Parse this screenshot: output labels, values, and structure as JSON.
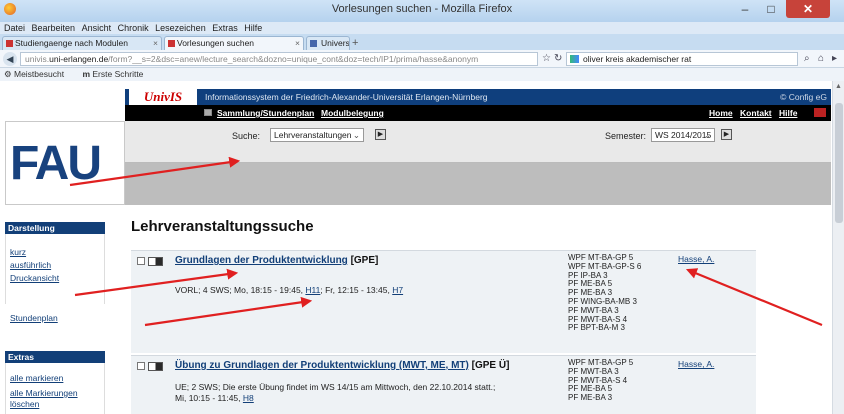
{
  "window": {
    "title": "Vorlesungen suchen - Mozilla Firefox",
    "minimize_label": "–",
    "maximize_label": "□",
    "close_label": "✕"
  },
  "menubar": [
    "Datei",
    "Bearbeiten",
    "Ansicht",
    "Chronik",
    "Lesezeichen",
    "Extras",
    "Hilfe"
  ],
  "tabs": [
    {
      "label": "Studiengaenge nach Modulen",
      "active": false
    },
    {
      "label": "Vorlesungen suchen",
      "active": true
    },
    {
      "label": "Universität Erlangen-Nürnber...",
      "active": false
    }
  ],
  "tab_add": "+",
  "urlbar": {
    "prefix": "univis.",
    "host": "uni-erlangen.de",
    "path": "/form?__s=2&dsc=anew/lecture_search&dozno=unique_cont&doz=tech/IP1/prima/hasse&anonym",
    "search_query": "oliver kreis akademischer rat"
  },
  "bookmarks": {
    "meistbesucht": "Meistbesucht",
    "erste_schritte": "Erste Schritte",
    "im_icon": "m"
  },
  "univis": {
    "logo": "UnivIS",
    "tagline": "Informationssystem der Friedrich-Alexander-Universität Erlangen-Nürnberg",
    "config": "© Config eG",
    "nav": {
      "sammlung": "Sammlung/Stundenplan",
      "modul": "Modulbelegung",
      "home": "Home",
      "kontakt": "Kontakt",
      "hilfe": "Hilfe"
    },
    "fau_logo": "FAU",
    "search": {
      "label": "Suche:",
      "selected": "Lehrveranstaltungen",
      "semester_label": "Semester:",
      "semester_selected": "WS 2014/2015"
    }
  },
  "sidebar": {
    "darstellung_title": "Darstellung",
    "darstellung_links": [
      "kurz",
      "ausführlich",
      "Druckansicht"
    ],
    "stundenplan": "Stundenplan",
    "extras_title": "Extras",
    "extras_links": [
      "alle markieren",
      "alle Markierungen",
      "löschen"
    ]
  },
  "main": {
    "title": "Lehrveranstaltungssuche",
    "courses": [
      {
        "title": "Grundlagen der Produktentwicklung",
        "abbr": "[GPE]",
        "details_prefix": "VORL; 4 SWS; Mo, 18:15 - 19:45,",
        "room1": "H11",
        "details_mid": "; Fr, 12:15 - 13:45,",
        "room2": "H7",
        "modules": [
          "WPF MT-BA-GP 5",
          "WPF MT-BA-GP-S 6",
          "PF IP-BA 3",
          "PF ME-BA 5",
          "PF ME-BA 3",
          "PF WING-BA-MB 3",
          "PF MWT-BA 3",
          "PF MWT-BA-S 4",
          "PF BPT-BA-M 3"
        ],
        "lecturer": "Hasse, A."
      },
      {
        "title": "Übung zu Grundlagen der Produktentwicklung (MWT, ME, MT)",
        "abbr": "[GPE Ü]",
        "details_prefix": "UE; 2 SWS; Die erste Übung findet im WS 14/15 am Mittwoch, den 22.10.2014 statt.; Mi, 10:15 - 11:45,",
        "room1": "H8",
        "modules": [
          "WPF MT-BA-GP 5",
          "PF MWT-BA 3",
          "PF MWT-BA-S 4",
          "PF ME-BA 5",
          "PF ME-BA 3"
        ],
        "lecturer": "Hasse, A."
      }
    ]
  },
  "colors": {
    "univis_blue": "#0f3f7d",
    "link_blue": "#123f78",
    "annotation_red": "#e02020",
    "close_red": "#c7433a"
  }
}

====

Your task:
Return each line exactly as written. Any picture gets left out.

Written response:
Parse this screenshot: output labels, values, and structure as JSON.
{
  "window": {
    "title": "Vorlesungen suchen - Mozilla Firefox",
    "minimize_label": "–",
    "maximize_label": "□",
    "close_label": "✕"
  },
  "menubar": [
    "Datei",
    "Bearbeiten",
    "Ansicht",
    "Chronik",
    "Lesezeichen",
    "Extras",
    "Hilfe"
  ],
  "tabs": [
    {
      "label": "Studiengaenge nach Modulen",
      "active": false
    },
    {
      "label": "Vorlesungen suchen",
      "active": true
    },
    {
      "label": "Universität Erlangen-Nürnber...",
      "active": false
    }
  ],
  "tab_add": "+",
  "urlbar": {
    "prefix": "univis.",
    "host": "uni-erlangen.de",
    "path": "/form?__s=2&dsc=anew/lecture_search&dozno=unique_cont&doz=tech/IP1/prima/hasse&anonym",
    "search_query": "oliver kreis akademischer rat"
  },
  "bookmarks": {
    "meistbesucht": "Meistbesucht",
    "erste_schritte": "Erste Schritte",
    "im_icon": "m"
  },
  "univis": {
    "logo": "UnivIS",
    "tagline": "Informationssystem der Friedrich-Alexander-Universität Erlangen-Nürnberg",
    "config": "© Config eG",
    "nav": {
      "sammlung": "Sammlung/Stundenplan",
      "modul": "Modulbelegung",
      "home": "Home",
      "kontakt": "Kontakt",
      "hilfe": "Hilfe"
    },
    "fau_logo": "FAU",
    "search": {
      "label": "Suche:",
      "selected": "Lehrveranstaltungen",
      "semester_label": "Semester:",
      "semester_selected": "WS 2014/2015"
    }
  },
  "sidebar": {
    "darstellung_title": "Darstellung",
    "darstellung_links": [
      "kurz",
      "ausführlich",
      "Druckansicht"
    ],
    "stundenplan": "Stundenplan",
    "extras_title": "Extras",
    "extras_links": [
      "alle markieren",
      "alle Markierungen",
      "löschen"
    ]
  },
  "main": {
    "title": "Lehrveranstaltungssuche",
    "courses": [
      {
        "title": "Grundlagen der Produktentwicklung",
        "abbr": "[GPE]",
        "details_prefix": "VORL; 4 SWS; Mo, 18:15 - 19:45,",
        "room1": "H11",
        "details_mid": "; Fr, 12:15 - 13:45,",
        "room2": "H7",
        "modules": [
          "WPF MT-BA-GP 5",
          "WPF MT-BA-GP-S 6",
          "PF IP-BA 3",
          "PF ME-BA 5",
          "PF ME-BA 3",
          "PF WING-BA-MB 3",
          "PF MWT-BA 3",
          "PF MWT-BA-S 4",
          "PF BPT-BA-M 3"
        ],
        "lecturer": "Hasse, A."
      },
      {
        "title": "Übung zu Grundlagen der Produktentwicklung (MWT, ME, MT)",
        "abbr": "[GPE Ü]",
        "details_prefix": "UE; 2 SWS; Die erste Übung findet im WS 14/15 am Mittwoch, den 22.10.2014 statt.; Mi, 10:15 - 11:45,",
        "room1": "H8",
        "modules": [
          "WPF MT-BA-GP 5",
          "PF MWT-BA 3",
          "PF MWT-BA-S 4",
          "PF ME-BA 5",
          "PF ME-BA 3"
        ],
        "lecturer": "Hasse, A."
      }
    ]
  },
  "colors": {
    "univis_blue": "#0f3f7d",
    "link_blue": "#123f78",
    "annotation_red": "#e02020",
    "close_red": "#c7433a"
  }
}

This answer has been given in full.